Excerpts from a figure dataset
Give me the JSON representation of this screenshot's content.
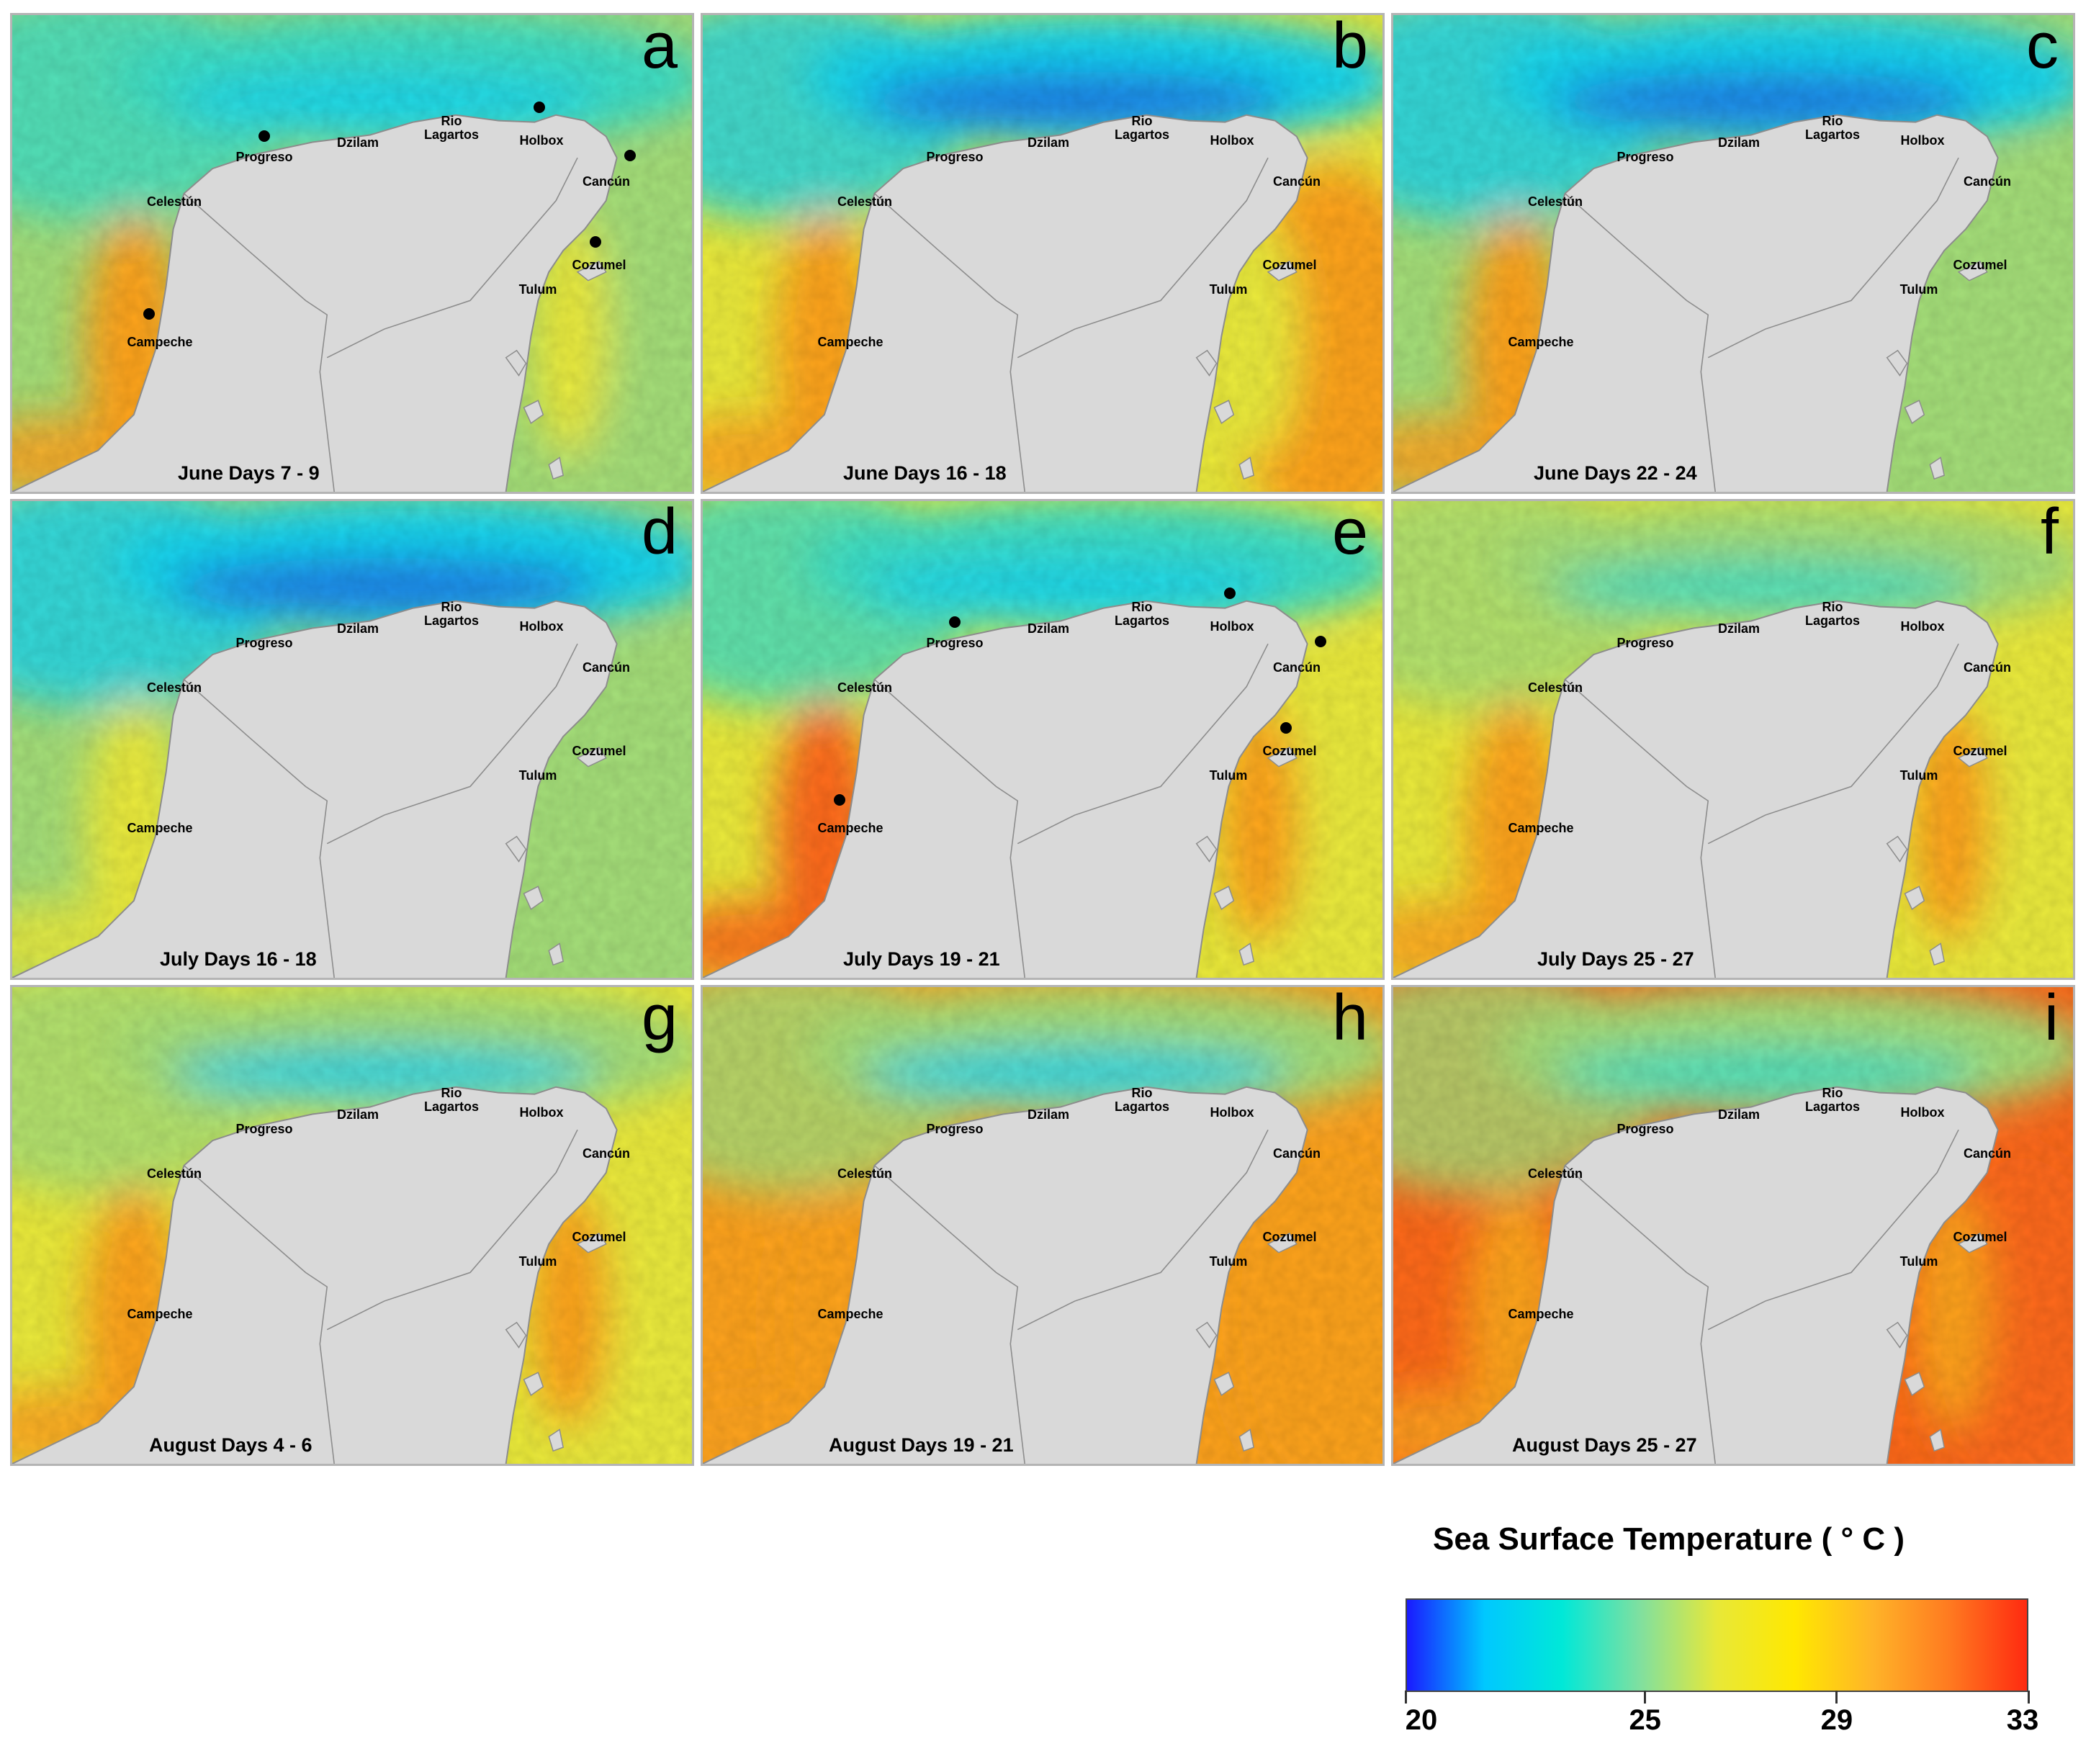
{
  "panels": [
    {
      "letter": "a",
      "caption": "June Days 7 - 9",
      "variant": "a",
      "markers": [
        "Progreso",
        "Holbox",
        "Cancún",
        "Cozumel",
        "Campeche"
      ]
    },
    {
      "letter": "b",
      "caption": "June Days 16 - 18",
      "variant": "b",
      "markers": []
    },
    {
      "letter": "c",
      "caption": "June Days 22 - 24",
      "variant": "c",
      "markers": []
    },
    {
      "letter": "d",
      "caption": "July Days 16 - 18",
      "variant": "d",
      "markers": []
    },
    {
      "letter": "e",
      "caption": "July Days 19 - 21",
      "variant": "e",
      "markers": [
        "Progreso",
        "Holbox",
        "Cancún",
        "Cozumel",
        "Campeche"
      ]
    },
    {
      "letter": "f",
      "caption": "July Days 25 - 27",
      "variant": "f",
      "markers": []
    },
    {
      "letter": "g",
      "caption": "August Days 4 - 6",
      "variant": "g",
      "markers": []
    },
    {
      "letter": "h",
      "caption": "August Days 19 - 21",
      "variant": "h",
      "markers": []
    },
    {
      "letter": "i",
      "caption": "August Days 25 - 27",
      "variant": "i",
      "markers": []
    }
  ],
  "towns": [
    "Progreso",
    "Dzilam",
    "Rio\nLagartos",
    "Holbox",
    "Cancún",
    "Celestún",
    "Cozumel",
    "Tulum",
    "Campeche"
  ],
  "legend": {
    "title": "Sea Surface Temperature ( ° C )",
    "ticks": [
      20,
      25,
      29,
      33
    ],
    "range": [
      20,
      33
    ],
    "colors": [
      "#1a1aff",
      "#00c8ff",
      "#00e8d8",
      "#7fe0a0",
      "#e8e838",
      "#ffe800",
      "#ffb428",
      "#ff7a20",
      "#ff2a10"
    ]
  },
  "palette": {
    "land": "#d9d9d9",
    "coast": "#8c8c8c",
    "deep_blue": "#1f6fe8",
    "cyan": "#19d6f0",
    "aqua": "#3ee0c8",
    "teal_green": "#6fd8b0",
    "light_green": "#a6e07a",
    "yellow": "#ecec3c",
    "orange": "#ffa41e",
    "red_orange": "#ff6a1a"
  }
}
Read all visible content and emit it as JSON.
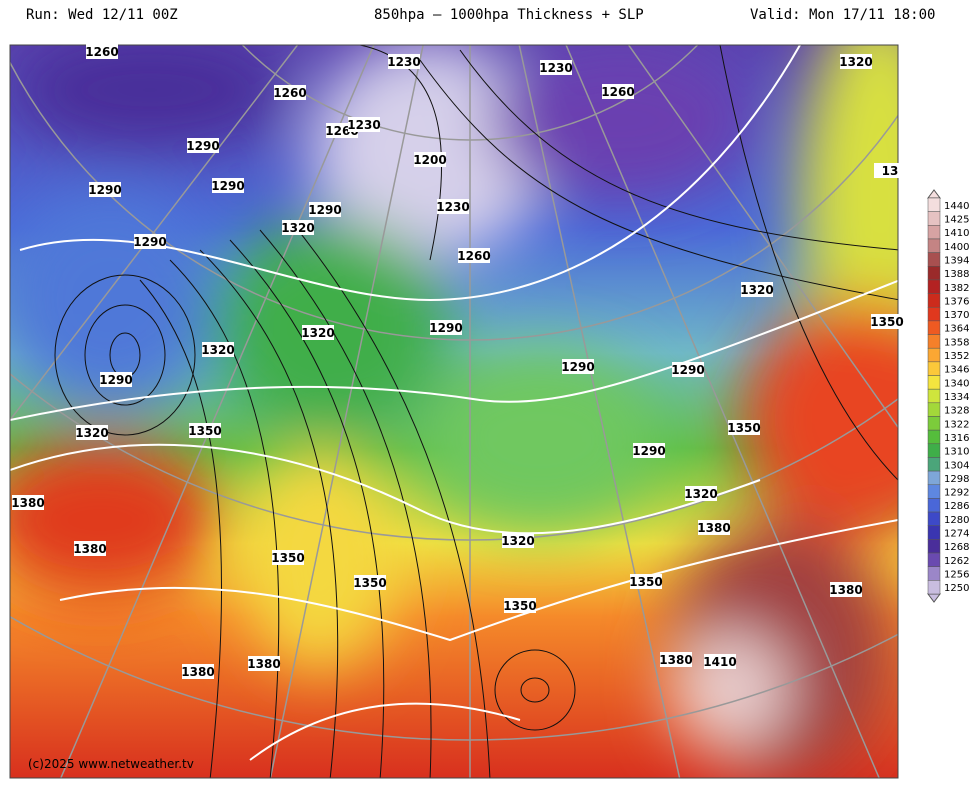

WHAT IS NEEDED:
Leave out the pictures and restate everything else word for word.

REPLY TO THE TASK:
Give me the JSON representation of this screenshot's content.
{
  "panels": [
    {
      "letter": "a",
      "caption": "June Days 7 - 9",
      "variant": "a",
      "markers": [
        "Progreso",
        "Holbox",
        "Cancún",
        "Cozumel",
        "Campeche"
      ]
    },
    {
      "letter": "b",
      "caption": "June Days 16 - 18",
      "variant": "b",
      "markers": []
    },
    {
      "letter": "c",
      "caption": "June Days 22 - 24",
      "variant": "c",
      "markers": []
    },
    {
      "letter": "d",
      "caption": "July Days 16 - 18",
      "variant": "d",
      "markers": []
    },
    {
      "letter": "e",
      "caption": "July Days 19 - 21",
      "variant": "e",
      "markers": [
        "Progreso",
        "Holbox",
        "Cancún",
        "Cozumel",
        "Campeche"
      ]
    },
    {
      "letter": "f",
      "caption": "July Days 25 - 27",
      "variant": "f",
      "markers": []
    },
    {
      "letter": "g",
      "caption": "August Days 4 - 6",
      "variant": "g",
      "markers": []
    },
    {
      "letter": "h",
      "caption": "August Days 19 - 21",
      "variant": "h",
      "markers": []
    },
    {
      "letter": "i",
      "caption": "August Days 25 - 27",
      "variant": "i",
      "markers": []
    }
  ],
  "towns": [
    "Progreso",
    "Dzilam",
    "Rio\nLagartos",
    "Holbox",
    "Cancún",
    "Celestún",
    "Cozumel",
    "Tulum",
    "Campeche"
  ],
  "legend": {
    "title": "Sea Surface Temperature ( ° C )",
    "ticks": [
      20,
      25,
      29,
      33
    ],
    "range": [
      20,
      33
    ],
    "colors": [
      "#1a1aff",
      "#00c8ff",
      "#00e8d8",
      "#7fe0a0",
      "#e8e838",
      "#ffe800",
      "#ffb428",
      "#ff7a20",
      "#ff2a10"
    ]
  },
  "palette": {
    "land": "#d9d9d9",
    "coast": "#8c8c8c",
    "deep_blue": "#1f6fe8",
    "cyan": "#19d6f0",
    "aqua": "#3ee0c8",
    "teal_green": "#6fd8b0",
    "light_green": "#a6e07a",
    "yellow": "#ecec3c",
    "orange": "#ffa41e",
    "red_orange": "#ff6a1a"
  }
}
Read all visible content and emit it as JSON.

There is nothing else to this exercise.